Given request: Collect all lines from the records below that include the word "this".

»»

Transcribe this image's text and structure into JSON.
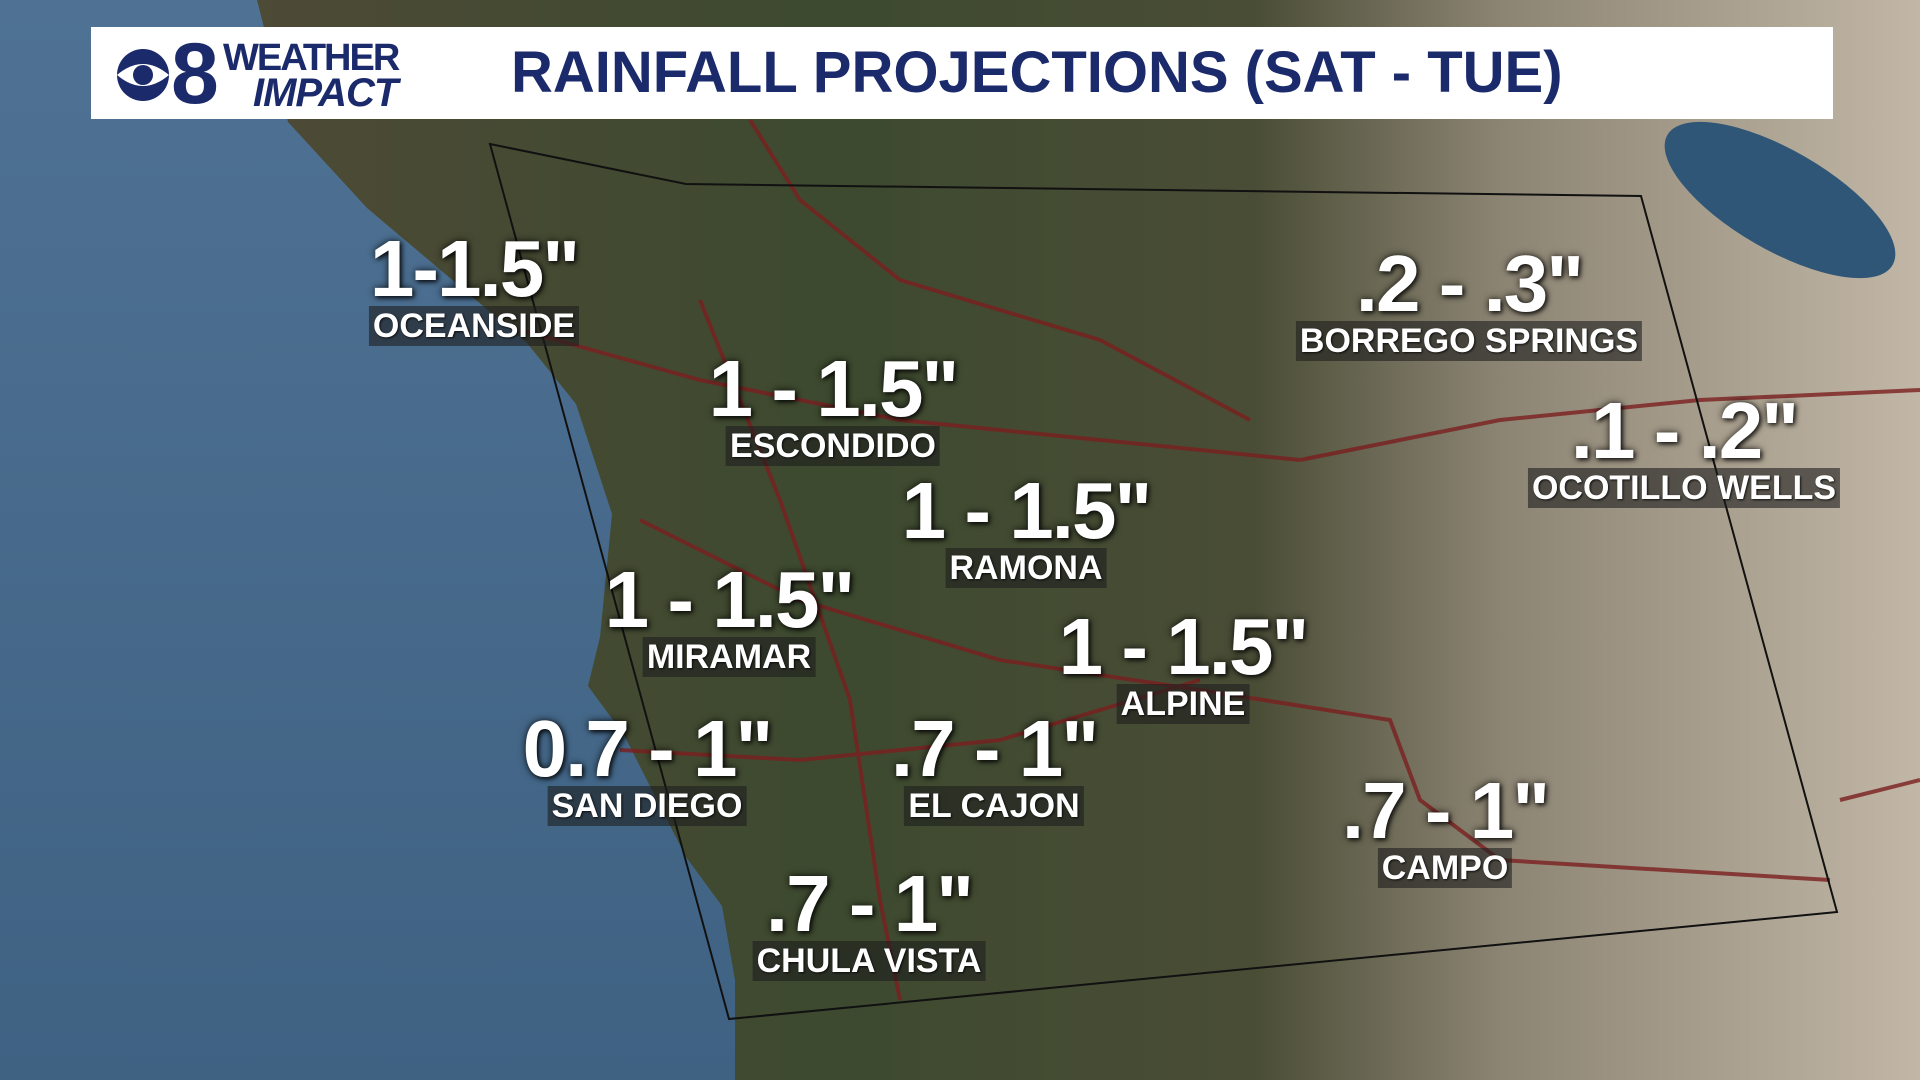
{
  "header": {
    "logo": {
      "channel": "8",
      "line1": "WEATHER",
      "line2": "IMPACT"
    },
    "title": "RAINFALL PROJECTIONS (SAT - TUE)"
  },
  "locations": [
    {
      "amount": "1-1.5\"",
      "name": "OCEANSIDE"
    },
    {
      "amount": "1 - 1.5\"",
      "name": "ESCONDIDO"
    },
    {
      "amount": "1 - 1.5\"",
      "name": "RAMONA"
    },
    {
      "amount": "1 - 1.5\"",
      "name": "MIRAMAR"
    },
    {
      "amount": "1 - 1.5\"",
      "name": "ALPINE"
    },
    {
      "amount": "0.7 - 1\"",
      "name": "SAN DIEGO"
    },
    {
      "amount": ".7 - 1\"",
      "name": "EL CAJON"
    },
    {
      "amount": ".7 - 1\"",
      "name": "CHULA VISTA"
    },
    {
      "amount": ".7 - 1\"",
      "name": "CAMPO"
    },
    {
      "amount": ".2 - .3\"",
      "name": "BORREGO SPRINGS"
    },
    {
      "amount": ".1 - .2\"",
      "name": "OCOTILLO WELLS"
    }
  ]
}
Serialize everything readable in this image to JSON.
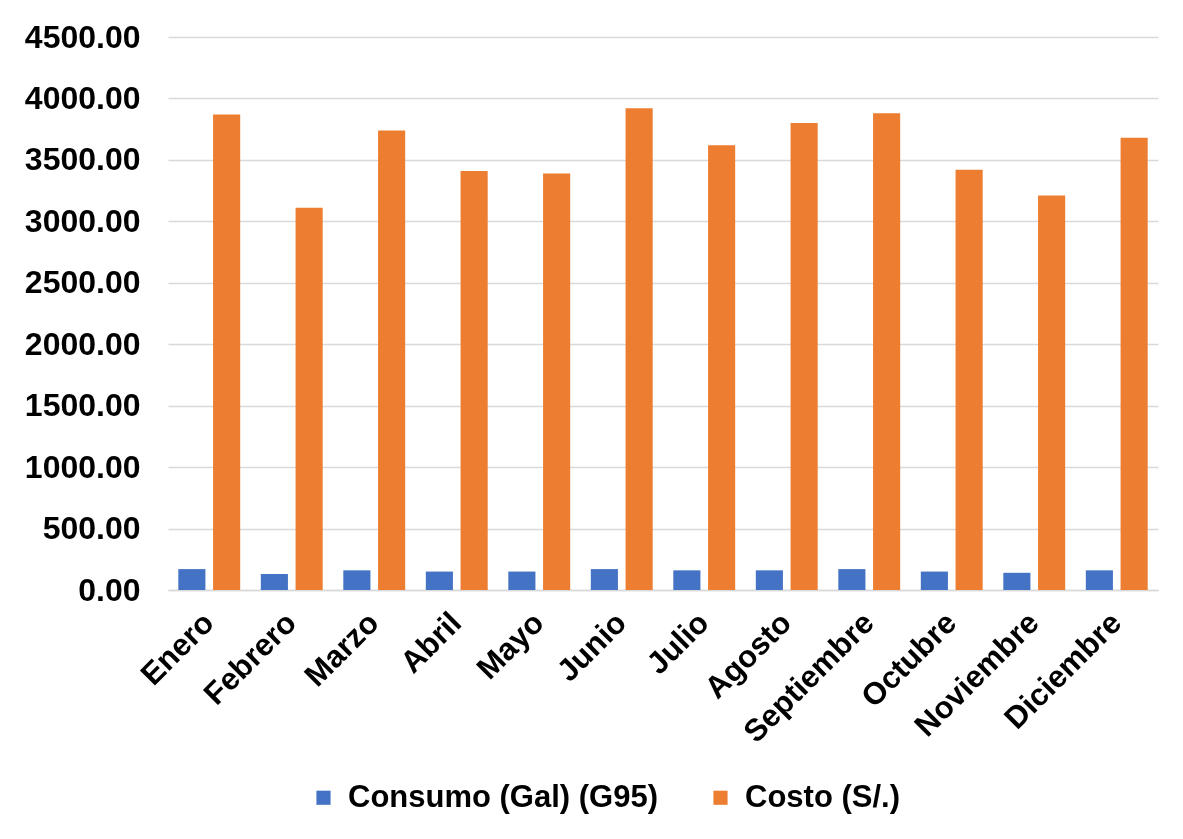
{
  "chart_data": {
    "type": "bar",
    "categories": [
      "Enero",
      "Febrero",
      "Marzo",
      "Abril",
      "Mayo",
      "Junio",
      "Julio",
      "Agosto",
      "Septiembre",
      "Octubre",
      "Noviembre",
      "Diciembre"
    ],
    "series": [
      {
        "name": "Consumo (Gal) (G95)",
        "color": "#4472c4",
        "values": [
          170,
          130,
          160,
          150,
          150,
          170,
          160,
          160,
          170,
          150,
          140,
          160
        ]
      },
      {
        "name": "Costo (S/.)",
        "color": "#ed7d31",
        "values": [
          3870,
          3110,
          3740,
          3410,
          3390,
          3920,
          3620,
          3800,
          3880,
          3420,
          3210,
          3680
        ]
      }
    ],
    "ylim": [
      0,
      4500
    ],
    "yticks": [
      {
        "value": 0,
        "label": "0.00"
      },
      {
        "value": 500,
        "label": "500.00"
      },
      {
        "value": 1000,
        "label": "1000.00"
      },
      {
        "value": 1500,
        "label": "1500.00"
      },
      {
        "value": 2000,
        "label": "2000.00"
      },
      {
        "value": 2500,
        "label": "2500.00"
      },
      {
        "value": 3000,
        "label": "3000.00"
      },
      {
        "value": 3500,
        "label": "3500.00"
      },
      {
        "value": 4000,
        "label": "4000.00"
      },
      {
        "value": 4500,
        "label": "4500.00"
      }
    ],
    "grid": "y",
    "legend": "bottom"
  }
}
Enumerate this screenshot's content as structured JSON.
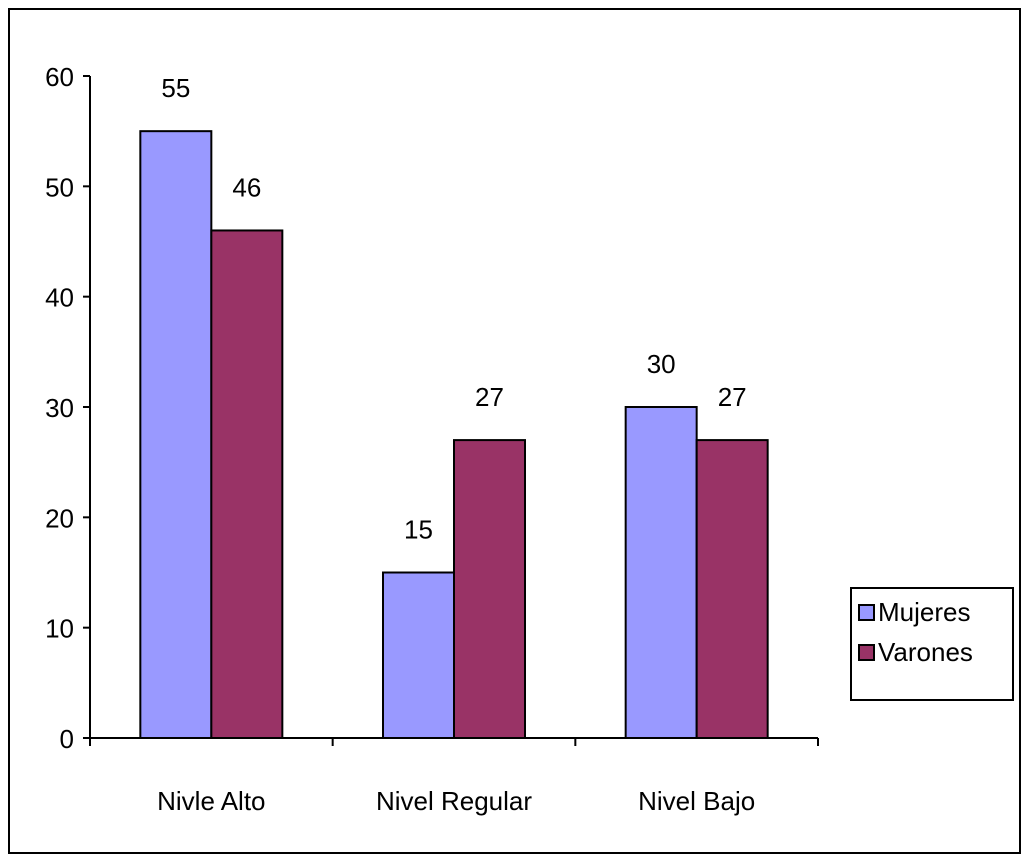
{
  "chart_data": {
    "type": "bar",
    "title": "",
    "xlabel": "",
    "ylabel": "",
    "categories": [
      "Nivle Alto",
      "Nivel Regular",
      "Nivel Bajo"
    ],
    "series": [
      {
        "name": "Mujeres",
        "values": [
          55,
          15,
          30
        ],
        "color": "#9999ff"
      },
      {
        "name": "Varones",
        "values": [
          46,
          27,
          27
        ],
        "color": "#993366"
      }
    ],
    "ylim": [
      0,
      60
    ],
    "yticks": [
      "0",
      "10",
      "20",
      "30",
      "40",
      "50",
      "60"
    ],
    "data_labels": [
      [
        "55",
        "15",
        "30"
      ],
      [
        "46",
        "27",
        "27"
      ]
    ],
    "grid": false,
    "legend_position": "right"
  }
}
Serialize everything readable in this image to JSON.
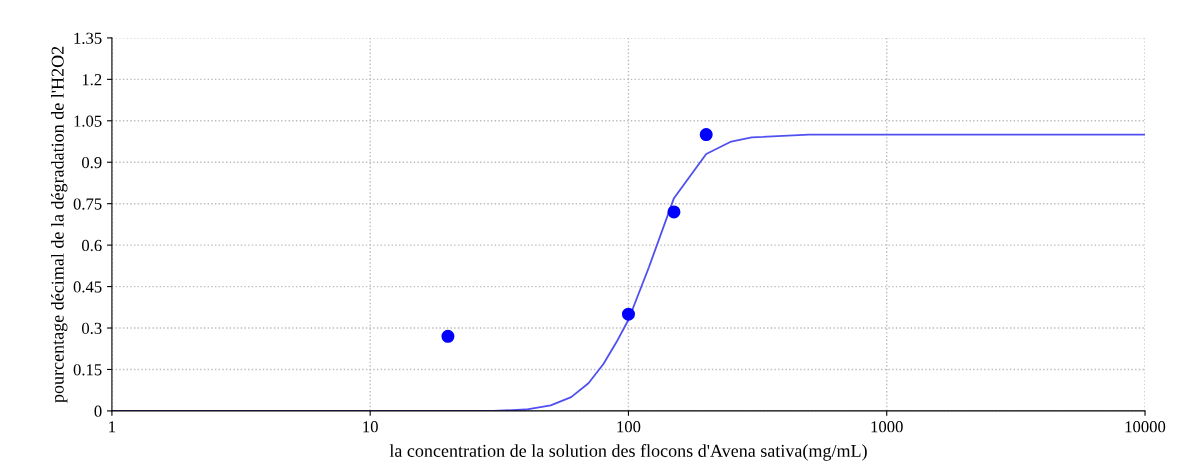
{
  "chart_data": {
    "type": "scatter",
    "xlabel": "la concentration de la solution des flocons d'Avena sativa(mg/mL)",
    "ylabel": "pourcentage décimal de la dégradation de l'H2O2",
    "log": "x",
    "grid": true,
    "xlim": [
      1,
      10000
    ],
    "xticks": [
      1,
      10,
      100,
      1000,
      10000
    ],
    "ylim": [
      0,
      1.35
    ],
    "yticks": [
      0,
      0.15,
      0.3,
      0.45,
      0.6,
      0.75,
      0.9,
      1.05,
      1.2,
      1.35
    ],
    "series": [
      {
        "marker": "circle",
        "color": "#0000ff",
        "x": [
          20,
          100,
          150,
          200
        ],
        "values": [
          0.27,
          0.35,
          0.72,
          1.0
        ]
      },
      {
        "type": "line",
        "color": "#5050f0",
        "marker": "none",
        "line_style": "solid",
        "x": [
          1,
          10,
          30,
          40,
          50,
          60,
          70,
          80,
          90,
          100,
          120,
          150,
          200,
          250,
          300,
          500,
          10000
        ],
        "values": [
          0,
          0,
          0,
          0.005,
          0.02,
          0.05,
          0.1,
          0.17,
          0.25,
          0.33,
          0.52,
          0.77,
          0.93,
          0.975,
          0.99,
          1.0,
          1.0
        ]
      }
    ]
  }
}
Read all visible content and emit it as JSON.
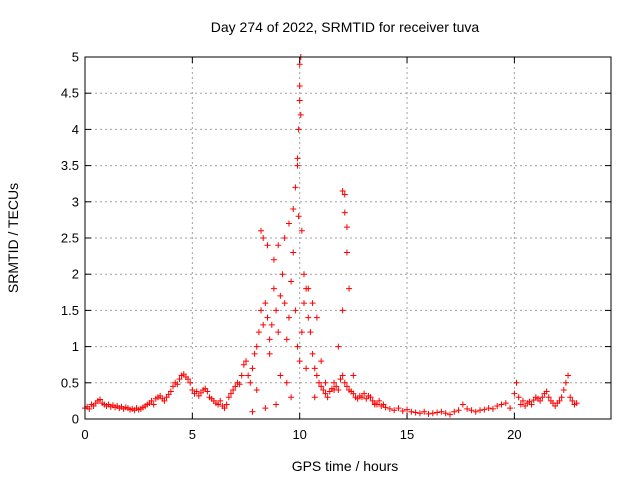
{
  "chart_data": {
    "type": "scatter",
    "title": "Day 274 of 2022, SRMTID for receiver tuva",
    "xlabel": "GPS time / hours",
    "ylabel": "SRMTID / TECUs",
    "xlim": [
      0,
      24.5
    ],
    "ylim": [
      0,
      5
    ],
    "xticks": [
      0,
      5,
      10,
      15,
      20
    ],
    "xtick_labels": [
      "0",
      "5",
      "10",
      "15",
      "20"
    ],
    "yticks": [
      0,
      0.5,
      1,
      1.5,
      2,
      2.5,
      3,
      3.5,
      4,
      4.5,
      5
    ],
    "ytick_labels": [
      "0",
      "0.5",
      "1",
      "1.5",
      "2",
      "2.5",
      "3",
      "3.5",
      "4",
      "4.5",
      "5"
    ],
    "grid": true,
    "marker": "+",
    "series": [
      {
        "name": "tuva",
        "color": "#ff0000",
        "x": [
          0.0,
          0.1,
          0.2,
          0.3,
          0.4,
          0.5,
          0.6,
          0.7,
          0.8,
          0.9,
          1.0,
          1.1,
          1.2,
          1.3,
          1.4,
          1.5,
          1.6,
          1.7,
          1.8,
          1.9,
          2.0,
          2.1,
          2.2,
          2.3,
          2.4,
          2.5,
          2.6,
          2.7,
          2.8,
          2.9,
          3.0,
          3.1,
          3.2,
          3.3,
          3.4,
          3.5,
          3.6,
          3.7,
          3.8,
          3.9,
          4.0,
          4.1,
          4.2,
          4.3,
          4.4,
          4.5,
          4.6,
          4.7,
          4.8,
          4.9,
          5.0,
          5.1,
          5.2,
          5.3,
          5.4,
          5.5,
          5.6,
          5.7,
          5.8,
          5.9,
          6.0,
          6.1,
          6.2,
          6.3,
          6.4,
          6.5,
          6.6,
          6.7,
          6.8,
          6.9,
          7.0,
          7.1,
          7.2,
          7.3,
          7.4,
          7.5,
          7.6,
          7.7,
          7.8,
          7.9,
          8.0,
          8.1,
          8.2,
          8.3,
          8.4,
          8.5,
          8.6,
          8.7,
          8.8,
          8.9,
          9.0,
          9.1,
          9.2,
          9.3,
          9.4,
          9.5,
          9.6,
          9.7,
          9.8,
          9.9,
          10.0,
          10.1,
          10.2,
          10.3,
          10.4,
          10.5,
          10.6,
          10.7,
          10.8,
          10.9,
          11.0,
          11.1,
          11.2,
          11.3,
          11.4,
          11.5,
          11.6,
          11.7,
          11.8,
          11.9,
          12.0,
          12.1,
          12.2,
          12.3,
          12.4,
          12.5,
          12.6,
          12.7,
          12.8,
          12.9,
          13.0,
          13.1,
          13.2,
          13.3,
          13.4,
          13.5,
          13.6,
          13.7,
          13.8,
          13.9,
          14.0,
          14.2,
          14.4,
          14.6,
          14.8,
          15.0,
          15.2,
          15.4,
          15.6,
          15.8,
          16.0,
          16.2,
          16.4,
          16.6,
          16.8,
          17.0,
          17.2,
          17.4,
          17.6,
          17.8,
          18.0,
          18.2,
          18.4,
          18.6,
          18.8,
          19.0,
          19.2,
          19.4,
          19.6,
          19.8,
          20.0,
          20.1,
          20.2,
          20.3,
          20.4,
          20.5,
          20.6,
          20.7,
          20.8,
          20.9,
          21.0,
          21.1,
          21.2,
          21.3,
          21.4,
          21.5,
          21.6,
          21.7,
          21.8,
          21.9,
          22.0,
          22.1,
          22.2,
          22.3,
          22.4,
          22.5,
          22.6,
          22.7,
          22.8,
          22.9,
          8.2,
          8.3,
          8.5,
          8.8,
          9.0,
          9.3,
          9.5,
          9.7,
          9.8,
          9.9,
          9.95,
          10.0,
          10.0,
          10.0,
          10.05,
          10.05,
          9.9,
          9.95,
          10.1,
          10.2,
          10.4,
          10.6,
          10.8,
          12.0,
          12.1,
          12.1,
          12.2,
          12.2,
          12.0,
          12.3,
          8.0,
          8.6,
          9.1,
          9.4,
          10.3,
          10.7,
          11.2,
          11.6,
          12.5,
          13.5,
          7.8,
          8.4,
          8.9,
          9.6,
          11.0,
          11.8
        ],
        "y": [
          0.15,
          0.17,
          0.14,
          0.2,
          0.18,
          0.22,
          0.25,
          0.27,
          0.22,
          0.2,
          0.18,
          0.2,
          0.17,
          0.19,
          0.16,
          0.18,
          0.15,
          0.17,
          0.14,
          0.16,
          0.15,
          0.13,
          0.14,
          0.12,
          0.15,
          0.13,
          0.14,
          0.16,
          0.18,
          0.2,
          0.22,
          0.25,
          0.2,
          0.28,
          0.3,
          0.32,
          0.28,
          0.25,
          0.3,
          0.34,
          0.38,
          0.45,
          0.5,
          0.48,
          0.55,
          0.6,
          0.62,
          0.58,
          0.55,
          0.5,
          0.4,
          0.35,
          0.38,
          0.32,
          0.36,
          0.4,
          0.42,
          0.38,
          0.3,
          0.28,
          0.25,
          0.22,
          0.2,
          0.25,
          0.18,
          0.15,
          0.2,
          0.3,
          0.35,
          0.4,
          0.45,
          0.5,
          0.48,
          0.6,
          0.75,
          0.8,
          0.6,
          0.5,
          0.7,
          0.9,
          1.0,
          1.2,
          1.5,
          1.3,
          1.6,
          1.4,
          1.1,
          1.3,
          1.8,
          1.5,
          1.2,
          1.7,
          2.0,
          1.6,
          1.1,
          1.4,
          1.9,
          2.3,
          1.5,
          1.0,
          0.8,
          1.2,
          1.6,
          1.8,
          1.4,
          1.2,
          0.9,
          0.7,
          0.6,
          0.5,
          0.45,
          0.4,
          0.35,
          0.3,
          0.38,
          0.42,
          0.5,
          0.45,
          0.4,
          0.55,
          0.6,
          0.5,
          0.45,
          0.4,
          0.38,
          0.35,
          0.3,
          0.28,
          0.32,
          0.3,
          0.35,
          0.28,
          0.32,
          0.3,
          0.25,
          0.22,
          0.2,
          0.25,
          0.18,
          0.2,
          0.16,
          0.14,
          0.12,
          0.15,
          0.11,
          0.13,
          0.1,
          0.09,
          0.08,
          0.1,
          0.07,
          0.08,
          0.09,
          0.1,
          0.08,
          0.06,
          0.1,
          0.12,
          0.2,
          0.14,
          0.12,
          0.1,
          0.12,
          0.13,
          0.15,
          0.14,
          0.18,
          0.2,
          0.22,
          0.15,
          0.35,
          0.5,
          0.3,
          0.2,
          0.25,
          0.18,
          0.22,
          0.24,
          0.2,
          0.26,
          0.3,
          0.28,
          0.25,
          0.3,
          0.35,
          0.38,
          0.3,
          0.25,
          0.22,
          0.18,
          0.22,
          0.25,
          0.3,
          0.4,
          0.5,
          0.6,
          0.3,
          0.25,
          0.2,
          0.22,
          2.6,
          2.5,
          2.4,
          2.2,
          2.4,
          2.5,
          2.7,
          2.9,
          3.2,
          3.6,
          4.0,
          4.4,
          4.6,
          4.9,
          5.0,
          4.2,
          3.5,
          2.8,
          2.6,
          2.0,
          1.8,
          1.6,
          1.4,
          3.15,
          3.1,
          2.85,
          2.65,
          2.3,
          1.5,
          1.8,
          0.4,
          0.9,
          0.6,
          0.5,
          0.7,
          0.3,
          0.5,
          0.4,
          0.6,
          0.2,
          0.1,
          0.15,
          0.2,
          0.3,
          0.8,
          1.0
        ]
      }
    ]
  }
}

««

Solved exercise:
Transcribe this image's text and structure into JSON.
Serialize everything readable in this image to JSON.
Enumerate this screenshot's content as structured JSON.
Serialize everything readable in this image to JSON.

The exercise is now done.